Goal:
Look through the data below and return each line where "SUPERTREN" appears.

Extracted records:
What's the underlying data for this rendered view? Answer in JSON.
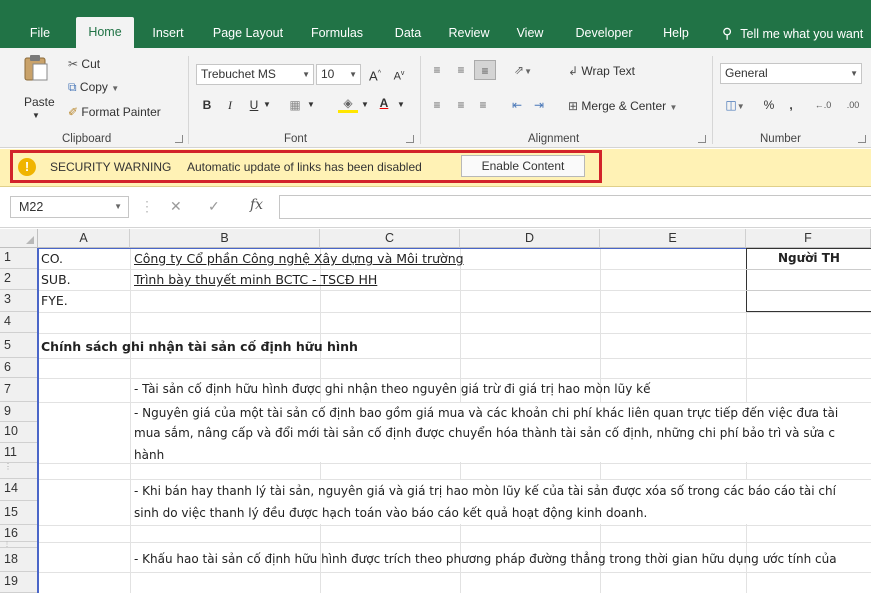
{
  "ribbon_tabs": [
    "File",
    "Home",
    "Insert",
    "Page Layout",
    "Formulas",
    "Data",
    "Review",
    "View",
    "Developer",
    "Help"
  ],
  "tell_me": "Tell me what you want",
  "clipboard": {
    "paste": "Paste",
    "cut": "Cut",
    "copy": "Copy",
    "format_painter": "Format Painter",
    "label": "Clipboard"
  },
  "font": {
    "name": "Trebuchet MS",
    "size": "10",
    "grow": "A",
    "shrink": "A",
    "bold": "B",
    "italic": "I",
    "underline": "U",
    "label": "Font"
  },
  "alignment": {
    "wrap_text": "Wrap Text",
    "merge_center": "Merge & Center",
    "label": "Alignment"
  },
  "number": {
    "format": "General",
    "percent": "%",
    "comma": ",",
    "label": "Number"
  },
  "security": {
    "title": "SECURITY WARNING",
    "message": "Automatic update of links has been disabled",
    "button": "Enable Content"
  },
  "formula_bar": {
    "cell_ref": "M22",
    "fx": "fx"
  },
  "columns": [
    "A",
    "B",
    "C",
    "D",
    "E",
    "F"
  ],
  "rows": [
    "1",
    "2",
    "3",
    "4",
    "5",
    "6",
    "7",
    "9",
    "10",
    "11",
    "14",
    "15",
    "16",
    "18",
    "19"
  ],
  "cells": {
    "a1": "CO.",
    "b1": "Công ty Cổ phần Công nghệ Xây dựng và Môi trường",
    "f1": "Người TH",
    "a2": "SUB.",
    "b2": "Trình bày thuyết minh BCTC - TSCĐ HH",
    "a3": "FYE.",
    "a5": "Chính sách ghi nhận tài sản cố định hữu hình",
    "b7": "- Tài sản cố định hữu hình được ghi nhận theo nguyên giá trừ đi giá trị hao mòn lũy kế",
    "b9": "- Nguyên giá của một tài sản cố định bao gồm giá mua và các khoản chi phí khác liên quan trực tiếp đến việc đưa tài",
    "b10": "mua sắm, nâng cấp và đổi mới tài sản cố định được chuyển hóa thành tài sản cố định, những chi phí bảo trì và sửa c",
    "b11": "hành",
    "b14": "- Khi bán hay thanh lý tài sản, nguyên giá và giá trị hao mòn lũy kế của tài sản được xóa số trong các báo cáo tài chí",
    "b15": "sinh do việc thanh lý đều được hạch toán vào báo cáo kết quả hoạt động kinh doanh.",
    "b18": "- Khấu hao tài sản cố định hữu hình được trích theo phương pháp đường thẳng trong thời gian hữu dụng ước tính của"
  }
}
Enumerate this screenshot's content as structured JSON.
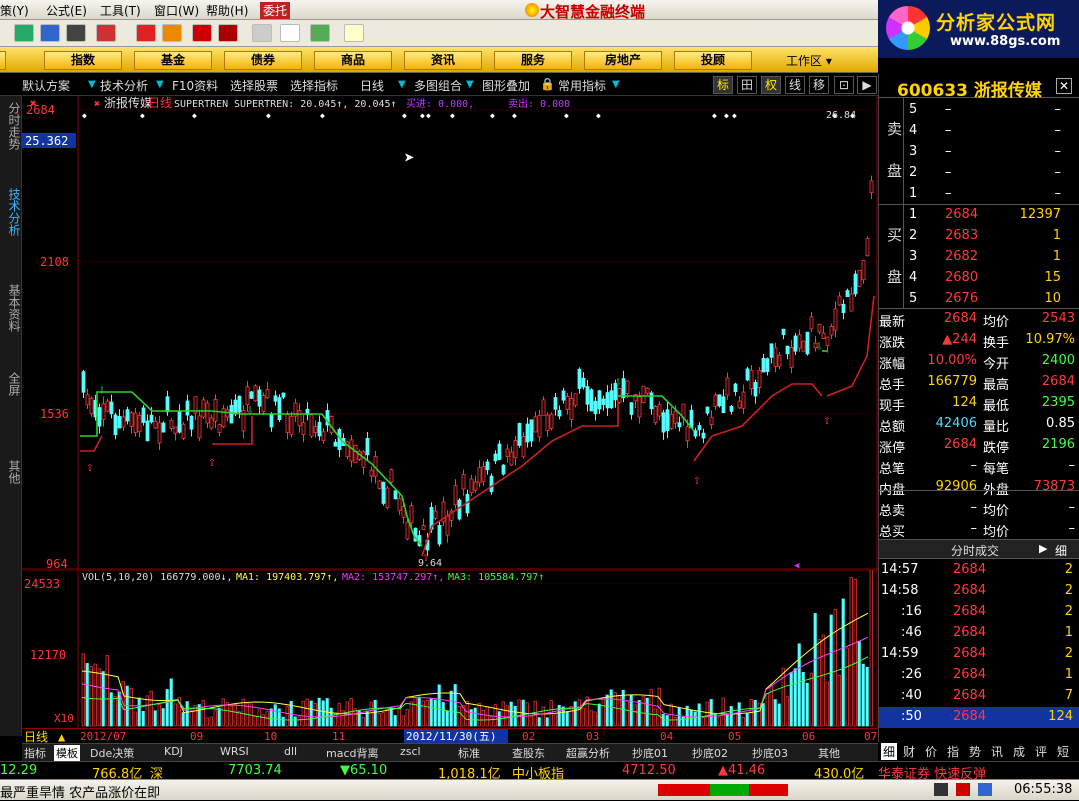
{
  "menu": {
    "items": [
      "策(Y)",
      "公式(E)",
      "工具(T)",
      "窗口(W)",
      "帮助(H)",
      "委托"
    ],
    "app_title": "大智慧金融终端"
  },
  "brand": {
    "name": "分析家公式网",
    "url": "www.88gs.com"
  },
  "categories": [
    "股",
    "指数",
    "基金",
    "债券",
    "商品",
    "资讯",
    "服务",
    "房地产",
    "投顾"
  ],
  "workarea_label": "工作区",
  "funcbar": {
    "items": [
      "默认方案",
      "技术分析",
      "F10资料",
      "选择股票",
      "选择指标",
      "日线",
      "多图组合",
      "图形叠加",
      "常用指标"
    ],
    "buttons": [
      "标",
      "田",
      "权",
      "线",
      "移"
    ]
  },
  "vtabs": [
    "分时走势",
    "技术分析",
    "基本资料",
    "全屏",
    "其他"
  ],
  "price_chart": {
    "header_name": "浙报传媒",
    "header_period": "日线",
    "indicator": "SUPERTREN",
    "indicator_line": "SUPERTREN: 20.045↑, 20.045↑",
    "buy_label": "买进: 0.000,",
    "sell_label": "卖出: 0.000",
    "y_labels": [
      "2684",
      "2108",
      "1536",
      "964"
    ],
    "cursor_value": "25.362",
    "high_mark": "26.84",
    "low_mark": "9.64"
  },
  "vol_chart": {
    "legend_vol": "VOL(5,10,20) 166779.000↓,",
    "legend_ma1": "MA1: 197403.797↑,",
    "legend_ma2": "MA2: 153747.297↑,",
    "legend_ma3": "MA3: 105584.797↑",
    "y_labels": [
      "24533",
      "12170",
      "X10"
    ]
  },
  "date_axis": {
    "labels": [
      "2012/07",
      "09",
      "10",
      "11",
      "2012/11/30(五)",
      "02",
      "03",
      "04",
      "05",
      "06",
      "07"
    ],
    "period_label": "日线"
  },
  "bottom_tabs": [
    "指标",
    "模板",
    "Dde决策",
    "KDJ",
    "WRSI",
    "dll",
    "macd背离",
    "zscl",
    "标准",
    "查股东",
    "超赢分析",
    "抄底01",
    "抄底02",
    "抄底03",
    "其他"
  ],
  "right_panel": {
    "stock_code": "600633",
    "stock_name": "浙报传媒",
    "sell_label": [
      "卖",
      "盘"
    ],
    "buy_label": [
      "买",
      "盘"
    ],
    "sell_rows": [
      {
        "level": "5",
        "price": "–",
        "vol": "–"
      },
      {
        "level": "4",
        "price": "–",
        "vol": "–"
      },
      {
        "level": "3",
        "price": "–",
        "vol": "–"
      },
      {
        "level": "2",
        "price": "–",
        "vol": "–"
      },
      {
        "level": "1",
        "price": "–",
        "vol": "–"
      }
    ],
    "buy_rows": [
      {
        "level": "1",
        "price": "2684",
        "vol": "12397"
      },
      {
        "level": "2",
        "price": "2683",
        "vol": "1"
      },
      {
        "level": "3",
        "price": "2682",
        "vol": "1"
      },
      {
        "level": "4",
        "price": "2680",
        "vol": "15"
      },
      {
        "level": "5",
        "price": "2676",
        "vol": "10"
      }
    ],
    "stats": [
      {
        "l1": "最新",
        "v1": "2684",
        "c1": "red",
        "l2": "均价",
        "v2": "2543",
        "c2": "red"
      },
      {
        "l1": "涨跌",
        "v1": "▲244",
        "c1": "red",
        "l2": "换手",
        "v2": "10.97%",
        "c2": "yellow"
      },
      {
        "l1": "涨幅",
        "v1": "10.00%",
        "c1": "red",
        "l2": "今开",
        "v2": "2400",
        "c2": "green"
      },
      {
        "l1": "总手",
        "v1": "166779",
        "c1": "yellow",
        "l2": "最高",
        "v2": "2684",
        "c2": "red"
      },
      {
        "l1": "现手",
        "v1": "124",
        "c1": "yellow",
        "l2": "最低",
        "v2": "2395",
        "c2": "green"
      },
      {
        "l1": "总额",
        "v1": "42406",
        "c1": "cyan",
        "l2": "量比",
        "v2": "0.85",
        "c2": "white"
      },
      {
        "l1": "涨停",
        "v1": "2684",
        "c1": "red",
        "l2": "跌停",
        "v2": "2196",
        "c2": "green"
      },
      {
        "l1": "总笔",
        "v1": "–",
        "c1": "white",
        "l2": "每笔",
        "v2": "–",
        "c2": "white"
      },
      {
        "l1": "内盘",
        "v1": "92906",
        "c1": "yellow",
        "l2": "外盘",
        "v2": "73873",
        "c2": "red"
      },
      {
        "l1": "总卖",
        "v1": "–",
        "c1": "white",
        "l2": "均价",
        "v2": "–",
        "c2": "white"
      },
      {
        "l1": "总买",
        "v1": "–",
        "c1": "white",
        "l2": "均价",
        "v2": "–",
        "c2": "white"
      }
    ],
    "ticks_title": "分时成交",
    "ticks_button": "细",
    "ticks": [
      {
        "time": "14:57",
        "price": "2684",
        "vol": "2"
      },
      {
        "time": "14:58",
        "price": "2684",
        "vol": "2"
      },
      {
        "time": ":16",
        "price": "2684",
        "vol": "2"
      },
      {
        "time": ":46",
        "price": "2684",
        "vol": "1"
      },
      {
        "time": "14:59",
        "price": "2684",
        "vol": "2"
      },
      {
        "time": ":26",
        "price": "2684",
        "vol": "1"
      },
      {
        "time": ":40",
        "price": "2684",
        "vol": "7"
      },
      {
        "time": ":50",
        "price": "2684",
        "vol": "124"
      }
    ],
    "tabs": [
      "细",
      "财",
      "价",
      "指",
      "势",
      "讯",
      "成",
      "评",
      "短"
    ]
  },
  "statusbar": {
    "idx1_val": "12.29",
    "idx1_amt": "766.8亿",
    "sz_label": "深",
    "sz_val": "7703.74",
    "sz_chg": "▼65.10",
    "sz_amt": "1,018.1亿",
    "zxb_label": "中小板指",
    "zxb_val": "4712.50",
    "zxb_chg": "▲41.46",
    "zxb_amt": "430.0亿",
    "broker_msg": "华泰证券 快速反弹"
  },
  "newsbar": {
    "text": "最严重旱情 农产品涨价在即",
    "time": "06:55:38"
  },
  "colors": {
    "up": "#ff3a3a",
    "down": "#3fff3f",
    "accent": "#ffd400"
  }
}
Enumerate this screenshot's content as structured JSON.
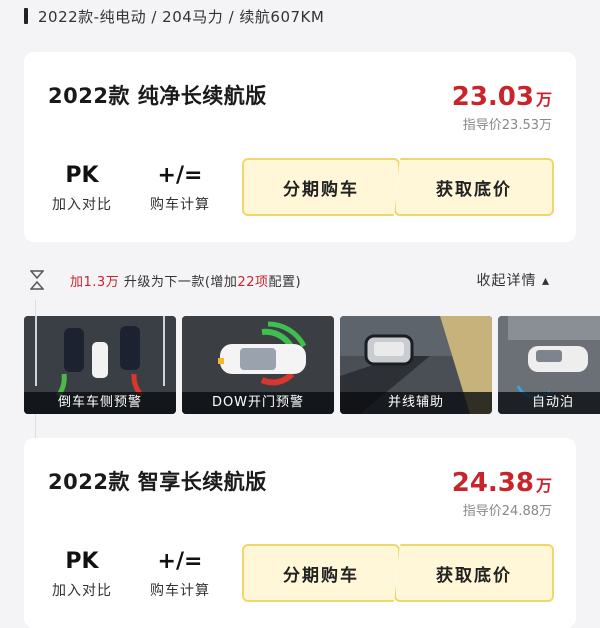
{
  "header": {
    "title": "2022款-纯电动 / 204马力 / 续航607KM"
  },
  "cards": [
    {
      "name": "2022款 纯净长续航版",
      "price": "23.03",
      "price_unit": "万",
      "guide_price": "指导价23.53万",
      "pk_icon": "PK",
      "pk_label": "加入对比",
      "calc_icon": "+/=",
      "calc_label": "购车计算",
      "installment_button": "分期购车",
      "lowest_price_button": "获取底价"
    },
    {
      "name": "2022款 智享长续航版",
      "price": "24.38",
      "price_unit": "万",
      "guide_price": "指导价24.88万",
      "pk_icon": "PK",
      "pk_label": "加入对比",
      "calc_icon": "+/=",
      "calc_label": "购车计算",
      "installment_button": "分期购车",
      "lowest_price_button": "获取底价"
    }
  ],
  "upgrade": {
    "prefix": "加",
    "amount": "1.3万",
    "middle": " 升级为下一款(增加",
    "count": "22项",
    "suffix": "配置)",
    "collapse_label": "收起详情 ▴"
  },
  "features": [
    {
      "label": "倒车车侧预警",
      "icon": "rear-cross-traffic-alert"
    },
    {
      "label": "DOW开门预警",
      "icon": "door-open-warning"
    },
    {
      "label": "并线辅助",
      "icon": "lane-change-assist"
    },
    {
      "label": "自动泊",
      "icon": "auto-parking"
    }
  ],
  "colors": {
    "price_red": "#c9242b",
    "button_fill": "#fff7d8",
    "button_border": "#f0d76a"
  }
}
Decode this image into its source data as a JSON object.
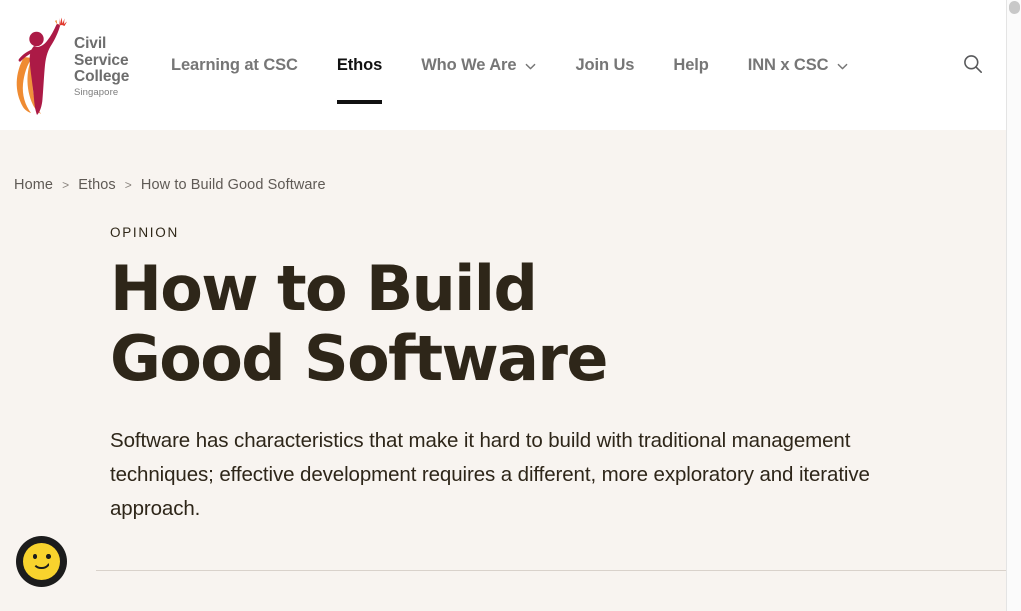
{
  "header": {
    "logo": {
      "mark_name": "csc-figure-logo",
      "line1": "Civil",
      "line2": "Service",
      "line3": "College",
      "sub": "Singapore",
      "figure_color": "#ac1a46",
      "swoosh_color": "#ef8b32"
    },
    "nav": [
      {
        "label": "Learning at CSC",
        "active": false,
        "has_chevron": false
      },
      {
        "label": "Ethos",
        "active": true,
        "has_chevron": false
      },
      {
        "label": "Who We Are",
        "active": false,
        "has_chevron": true
      },
      {
        "label": "Join Us",
        "active": false,
        "has_chevron": false
      },
      {
        "label": "Help",
        "active": false,
        "has_chevron": false
      },
      {
        "label": "INN x CSC",
        "active": false,
        "has_chevron": true
      }
    ],
    "search_icon": "search-icon"
  },
  "breadcrumb": {
    "separator": ">",
    "items": [
      {
        "label": "Home"
      },
      {
        "label": "Ethos"
      },
      {
        "label": "How to Build Good Software"
      }
    ]
  },
  "article": {
    "kicker": "OPINION",
    "title": "How to Build Good Software",
    "standfirst": "Software has characteristics that make it hard to build with traditional management techniques; effective development requires a different, more exploratory and iterative approach."
  },
  "feedback": {
    "icon": "smiley-face-icon",
    "face_color": "#f8d32d",
    "ring_color": "#1c1c1c"
  },
  "theme": {
    "page_background": "#f8f4f0",
    "header_background": "#ffffff",
    "title_color": "#2e2619",
    "nav_inactive_color": "#767676",
    "nav_active_color": "#111111",
    "divider_color": "#d9d2cb"
  }
}
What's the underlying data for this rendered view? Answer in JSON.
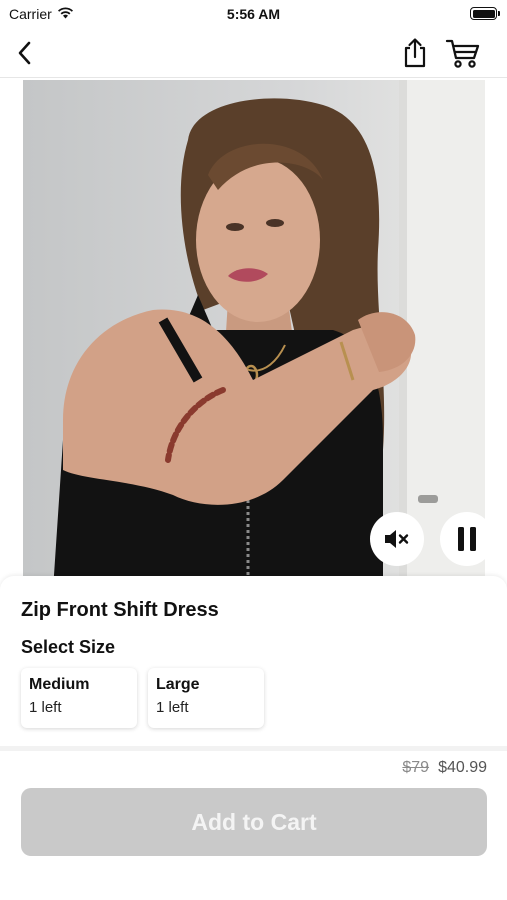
{
  "status_bar": {
    "carrier": "Carrier",
    "time": "5:56 AM",
    "wifi_icon": "wifi-icon",
    "battery_icon": "battery-icon"
  },
  "nav": {
    "back_icon": "chevron-left-icon",
    "share_icon": "share-icon",
    "cart_icon": "cart-icon"
  },
  "video": {
    "mute_icon": "speaker-muted-icon",
    "pause_icon": "pause-icon"
  },
  "product": {
    "title": "Zip Front Shift Dress",
    "size_label": "Select Size",
    "sizes": [
      {
        "name": "Medium",
        "stock": "1 left"
      },
      {
        "name": "Large",
        "stock": "1 left"
      }
    ],
    "original_price": "$79",
    "sale_price": "$40.99",
    "add_to_cart_label": "Add to Cart"
  },
  "colors": {
    "button_disabled": "#c9c9c9",
    "button_text": "#f4f4f4",
    "strike_price": "#8a8a8a"
  }
}
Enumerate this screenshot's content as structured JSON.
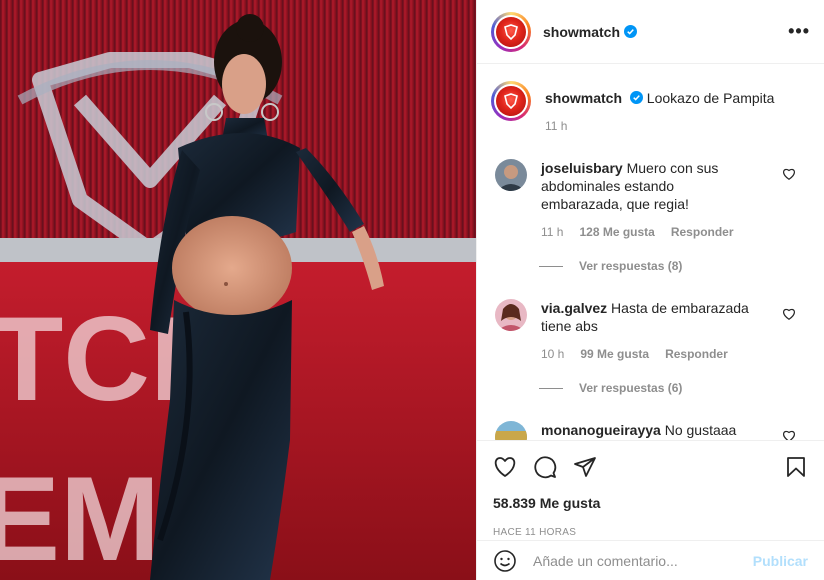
{
  "post": {
    "username": "showmatch",
    "more_icon": "more-options-icon",
    "photo_alt": "Post photo"
  },
  "caption": {
    "username": "showmatch",
    "text": "Lookazo de Pampita",
    "time": "11 h"
  },
  "comments": [
    {
      "username": "joseluisbary",
      "text": "Muero con sus abdominales estando embarazada, que regia!",
      "time": "11 h",
      "likes": "128 Me gusta",
      "reply_label": "Responder",
      "view_replies": "Ver respuestas (8)"
    },
    {
      "username": "via.galvez",
      "text": "Hasta de embarazada tiene abs",
      "time": "10 h",
      "likes": "99 Me gusta",
      "reply_label": "Responder",
      "view_replies": "Ver respuestas (6)"
    },
    {
      "username": "monanogueirayya",
      "text": "No gustaaa"
    }
  ],
  "actions": {
    "likes_count": "58.839 Me gusta",
    "time_ago": "Hace 11 horas"
  },
  "add_comment": {
    "placeholder": "Añade un comentario...",
    "publish_label": "Publicar"
  },
  "colors": {
    "verified": "#0095f6",
    "text": "#262626",
    "secondary": "#8e8e8e",
    "publish_disabled": "#b2dffc"
  }
}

Completed task:
    "indicator": "SUPERTREN",
    "indicator_line": "SUPERTREN: 20.045↑, 20.045↑",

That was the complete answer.